» Job: Would you quote every entry exactly, dropping only the pictures?

» Data rows:

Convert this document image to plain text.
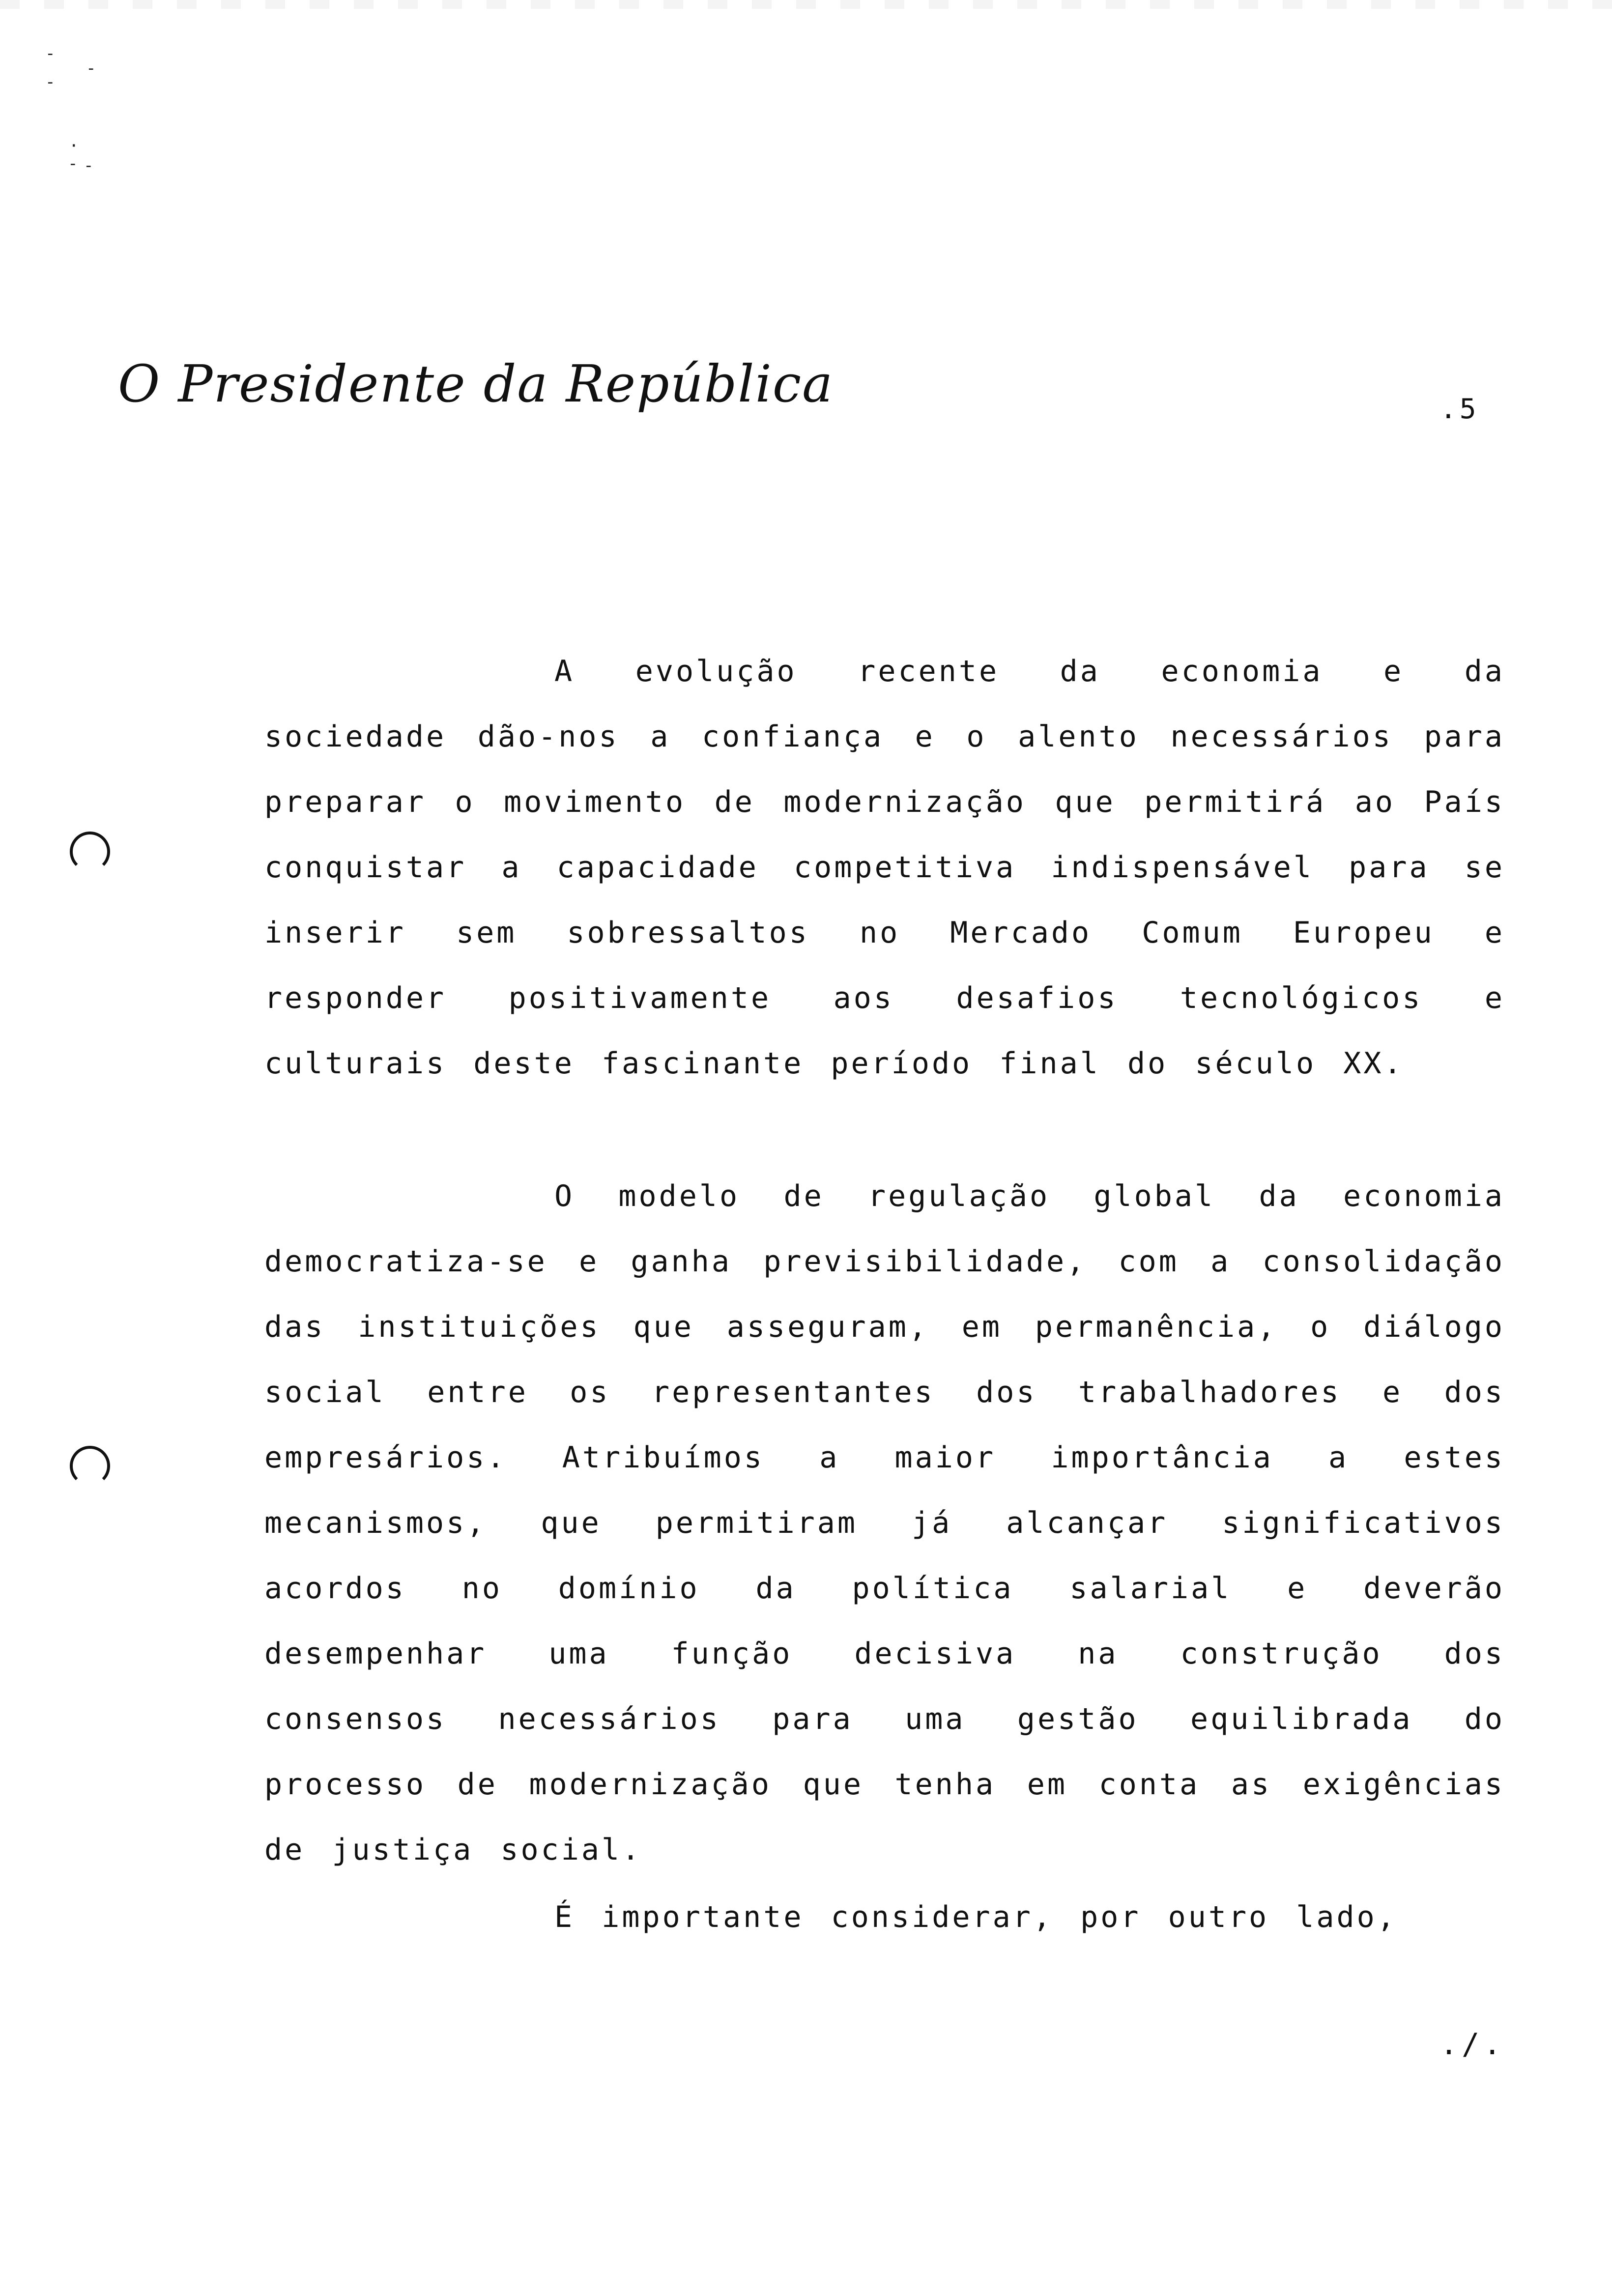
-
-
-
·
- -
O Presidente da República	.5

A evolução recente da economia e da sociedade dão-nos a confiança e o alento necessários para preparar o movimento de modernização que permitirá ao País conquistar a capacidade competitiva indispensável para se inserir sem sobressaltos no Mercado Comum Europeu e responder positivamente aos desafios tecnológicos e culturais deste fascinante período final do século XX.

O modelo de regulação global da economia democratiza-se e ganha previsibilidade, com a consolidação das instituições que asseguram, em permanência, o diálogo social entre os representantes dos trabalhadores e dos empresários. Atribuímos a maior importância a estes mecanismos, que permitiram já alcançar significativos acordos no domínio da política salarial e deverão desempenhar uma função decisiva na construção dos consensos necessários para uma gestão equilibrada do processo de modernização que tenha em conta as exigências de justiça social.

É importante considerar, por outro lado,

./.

» Answer in full:
Convert this document image to plain text.
-
-
-
·
- -
O Presidente da República	.5

A evolução recente da economia e da sociedade dão-nos a confiança e o alento necessários para preparar o movimento de modernização que permitirá ao País conquistar a capacidade competitiva indispensável para se inserir sem sobressaltos no Mercado Comum Europeu e responder positivamente aos desafios tecnológicos e culturais deste fascinante período final do século XX.

O modelo de regulação global da economia democratiza-se e ganha previsibilidade, com a consolidação das instituições que asseguram, em permanência, o diálogo social entre os representantes dos trabalhadores e dos empresários. Atribuímos a maior importância a estes mecanismos, que permitiram já alcançar significativos acordos no domínio da política salarial e deverão desempenhar uma função decisiva na construção dos consensos necessários para uma gestão equilibrada do processo de modernização que tenha em conta as exigências de justiça social.

É importante considerar, por outro lado,

./.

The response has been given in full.